• **Task details**: For each line of the data below that contains "extremely", return that line.

• **Data to process**:
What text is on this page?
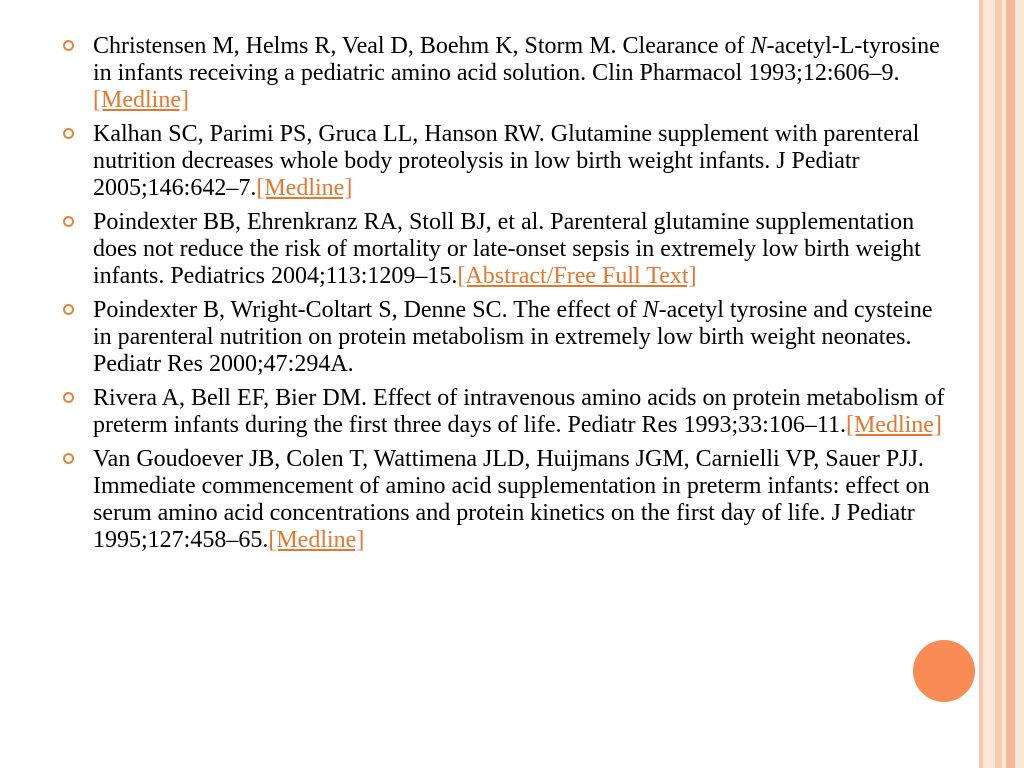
Christensen M, Helms R, Veal D, Boehm K, Storm M. Clearance of N-acetyl-L-tyrosine in infants receiving a pediatric amino acid solution. Clin Pharmacol 1993;12:606–9.[Medline]
Kalhan SC, Parimi PS, Gruca LL, Hanson RW. Glutamine supplement with parenteral nutrition decreases whole body proteolysis in low birth weight infants. J Pediatr 2005;146:642–7.[Medline]
Poindexter BB, Ehrenkranz RA, Stoll BJ, et al. Parenteral glutamine supplementation does not reduce the risk of mortality or late-onset sepsis in extremely low birth weight infants. Pediatrics 2004;113:1209–15.[Abstract/Free Full Text]
Poindexter B, Wright-Coltart S, Denne SC. The effect of N-acetyl tyrosine and cysteine in parenteral nutrition on protein metabolism in extremely low birth weight neonates. Pediatr Res 2000;47:294A.
Rivera A, Bell EF, Bier DM. Effect of intravenous amino acids on protein metabolism of preterm infants during the first three days of life. Pediatr Res 1993;33:106–11.[Medline]
Van Goudoever JB, Colen T, Wattimena JLD, Huijmans JGM, Carnielli VP, Sauer PJJ. Immediate commencement of amino acid supplementation in preterm infants: effect on serum amino acid concentrations and protein kinetics on the first day of life. J Pediatr 1995;127:458–65.[Medline]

• **Answer box**:
Poindexter BB, Ehrenkranz RA, Stoll BJ, et al. Parenteral glutamine supplementation does not reduce the risk of mortality or late-onset sepsis in extremely low birth weight infants. Pediatrics 2004;113:1209–15.[Abstract/Free Full Text]
Poindexter B, Wright-Coltart S, Denne SC. The effect of N-acetyl tyrosine and cysteine in parenteral nutrition on protein metabolism in extremely low birth weight neonates. Pediatr Res 2000;47:294A.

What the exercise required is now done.